— begin —

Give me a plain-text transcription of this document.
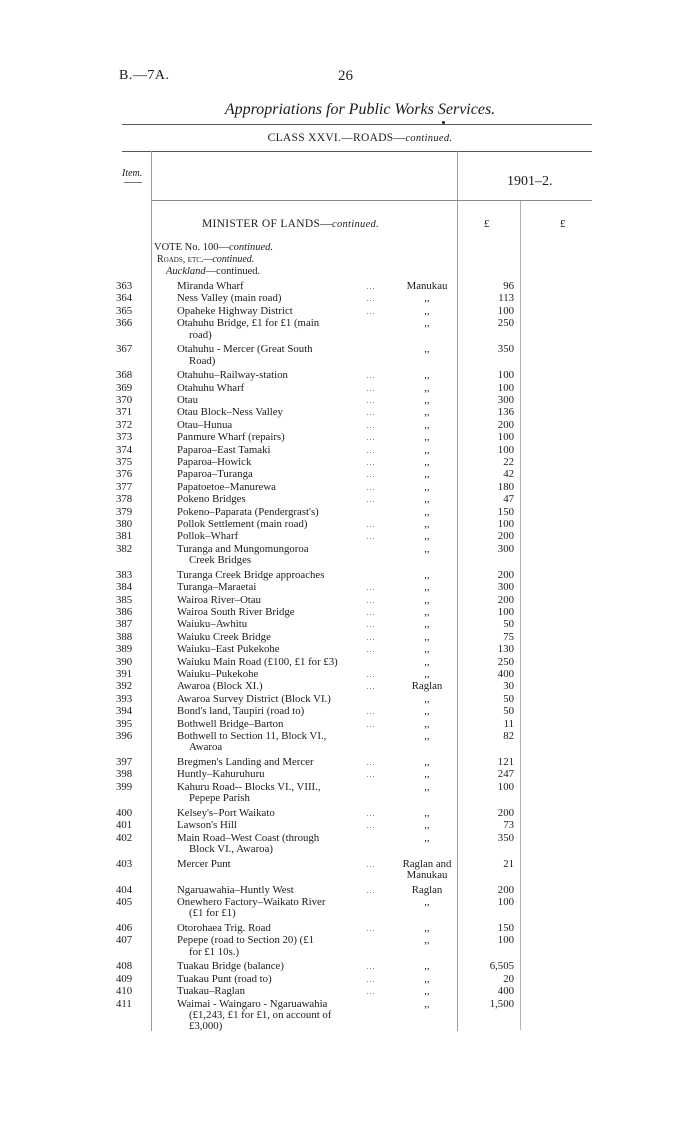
B.—7A.	26
Appropriations for Public Works Services.
CLASS XXVI.—ROADS—continued.
Item.
1901–2.
MINISTER OF LANDS—continued.	£	£
VOTE No. 100—continued.
Roads, etc.—continued.
Auckland—continued.
363	Miranda Wharf	...	Manukau	96
364	Ness Valley (main road)	...	,,	113
365	Opaheke Highway District	...	,,	100
366	Otahuhu Bridge, £1 for £1 (main
road)
,,	250
367	Otahuhu - Mercer (Great South
Road)
,,	350
368	Otahuhu–Railway-station	...	,,	100
369	Otahuhu Wharf	...	,,	100
370	Otau	...	,,	300
371	Otau Block–Ness Valley	...	,,	136
372	Otau–Hunua	...	,,	200
373	Panmure Wharf (repairs)	...	,,	100
374	Paparoa–East Tamaki	...	,,	100
375	Paparoa–Howick	...	,,	22
376	Paparoa–Turanga	...	,,	42
377	Papatoetoe–Manurewa	...	,,	180
378	Pokeno Bridges	...	,,	47
379	Pokeno–Paparata (Pendergrast's)	,,	150
380	Pollok Settlement (main road)	...	,,	100
381	Pollok–Wharf	...	,,	200
382	Turanga and Mungomungoroa
Creek Bridges
,,	300
383	Turanga Creek Bridge approaches	,,	200
384	Turanga–Maraetai	...	,,	300
385	Wairoa River–Otau	...	,,	200
386	Wairoa South River Bridge	...	,,	100
387	Waiuku–Awhitu	...	,,	50
388	Waiuku Creek Bridge	...	,,	75
389	Waiuku–East Pukekohe	...	,,	130
390	Waiuku Main Road (£100, £1 for £3)	,,	250
391	Waiuku–Pukekohe	...	,,	400
392	Awaroa (Block XI.)	...	Raglan	30
393	Awaroa Survey District (Block VI.)	,,	50
394	Bond's land, Taupiri (road to)	...	,,	50
395	Bothwell Bridge–Barton	...	,,	11
396	Bothwell to Section 11, Block VI.,
Awaroa
,,	82
397	Bregmen's Landing and Mercer	...	,,	121
398	Huntly–Kahuruhuru	...	,,	247
399	Kahuru Road-- Blocks VI., VIII.,
Pepepe Parish
,,	100
400	Kelsey's–Port Waikato	...	,,	200
401	Lawson's Hill	...	,,	73
402	Main Road–West Coast (through
Block VI., Awaroa)
,,	350
403	Mercer Punt	...	Raglan and
Manukau
21
404	Ngaruawahia–Huntly West	...	Raglan	200
405	Onewhero Factory–Waikato River
(£1 for £1)
,,	100
406	Otorohaea Trig. Road	...	,,	150
407	Pepepe (road to Section 20) (£1
for £1 10s.)
,,	100
408	Tuakau Bridge (balance)	...	,,	6,505
409	Tuakau Punt (road to)	...	,,	20
410	Tuakau–Raglan	...	,,	400
411	Waimai - Waingaro - Ngaruawahia
(£1,243, £1 for £1, on account of
£3,000)
,,	1,500
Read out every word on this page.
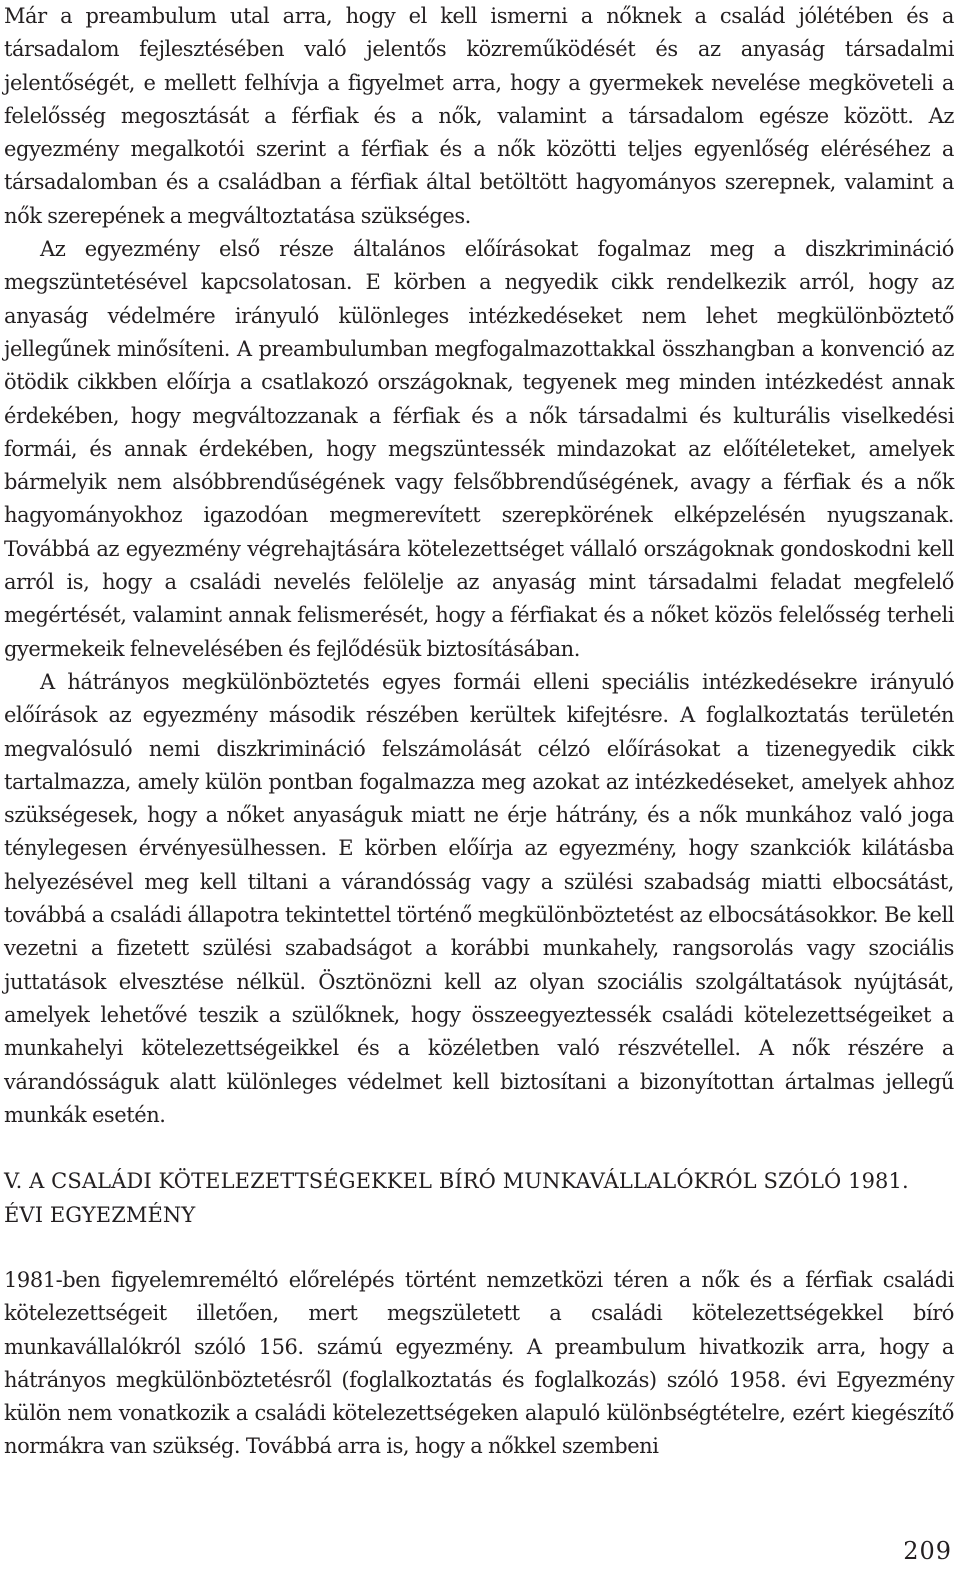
Már a preambulum utal arra, hogy el kell ismerni a nőknek a család jólétében és a társadalom fejlesztésében való jelentős közreműködését és az anyaság társadalmi jelentőségét, e mellett felhívja a figyelmet arra, hogy a gyermekek nevelése megköveteli a felelősség megosztását a férfiak és a nők, valamint a társadalom egésze között. Az egyezmény megalkotói szerint a férfiak és a nők közötti teljes egyenlőség eléréséhez a társadalomban és a családban a férfiak által betöltött hagyományos szerepnek, valamint a nők szerepének a megváltoztatása szükséges.

Az egyezmény első része általános előírásokat fogalmaz meg a diszkrimináció megszüntetésével kapcsolatosan. E körben a negyedik cikk rendelkezik arról, hogy az anyaság védelmére irányuló különleges intézkedéseket nem lehet megkülönböztető jellegűnek minősíteni. A preambulumban megfogalmazottakkal összhangban a konvenció az ötödik cikkben előírja a csatlakozó országoknak, tegyenek meg minden intézkedést annak érdekében, hogy megváltozzanak a férfiak és a nők társadalmi és kulturális viselkedési formái, és annak érdekében, hogy megszüntessék mindazokat az előítéleteket, amelyek bármelyik nem alsóbbrendűségének vagy felsőbbrendűségének, avagy a férfiak és a nők hagyományokhoz igazodóan megmerevített szerepkörének elképzelésén nyugszanak. Továbbá az egyezmény végrehajtására kötelezettséget vállaló országoknak gondoskodni kell arról is, hogy a családi nevelés felölelje az anyaság mint társadalmi feladat megfelelő megértését, valamint annak felismerését, hogy a férfiakat és a nőket közös felelősség terheli gyermekeik felnevelésében és fejlődésük biztosításában.

A hátrányos megkülönböztetés egyes formái elleni speciális intézkedésekre irányuló előírások az egyezmény második részében kerültek kifejtésre. A foglalkoztatás területén megvalósuló nemi diszkrimináció felszámolását célzó előírásokat a tizenegyedik cikk tartalmazza, amely külön pontban fogalmazza meg azokat az intézkedéseket, amelyek ahhoz szükségesek, hogy a nőket anyaságuk miatt ne érje hátrány, és a nők munkához való joga ténylegesen érvényesülhessen. E körben előírja az egyezmény, hogy szankciók kilátásba helyezésével meg kell tiltani a várandósság vagy a szülési szabadság miatti elbocsátást, továbbá a családi állapotra tekintettel történő megkülönböztetést az elbocsátásokkor. Be kell vezetni a fizetett szülési szabadságot a korábbi munkahely, rangsorolás vagy szociális juttatások elvesztése nélkül. Ösztönözni kell az olyan szociális szolgáltatások nyújtását, amelyek lehetővé teszik a szülőknek, hogy összeegyeztessék családi kötelezettségeiket a munkahelyi kötelezettségeikkel és a közéletben való részvétellel. A nők részére a várandósságuk alatt különleges védelmet kell biztosítani a bizonyítottan ártalmas jellegű munkák esetén.

V. A CSALÁDI KÖTELEZETTSÉGEKKEL BÍRÓ MUNKAVÁLLALÓKRÓL SZÓLÓ 1981. ÉVI EGYEZMÉNY

1981-ben figyelemreméltó előrelépés történt nemzetközi téren a nők és a férfiak családi kötelezettségeit illetően, mert megszületett a családi kötelezettségekkel bíró munkavállalókról szóló 156. számú egyezmény. A preambulum hivatkozik arra, hogy a hátrányos megkülönböztetésről (foglalkoztatás és foglalkozás) szóló 1958. évi Egyezmény külön nem vonatkozik a családi kötelezettségeken alapuló különbségtételre, ezért kiegészítő normákra van szükség. Továbbá arra is, hogy a nőkkel szembeni

209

— end —

→ GIVEN PROBLEM
Pull out every line in the data above that has the word "West".

→ TASK OUTPUT
402	Main Road–West Coast (through
404	Ngaruawahia–Huntly West	...	Raglan	200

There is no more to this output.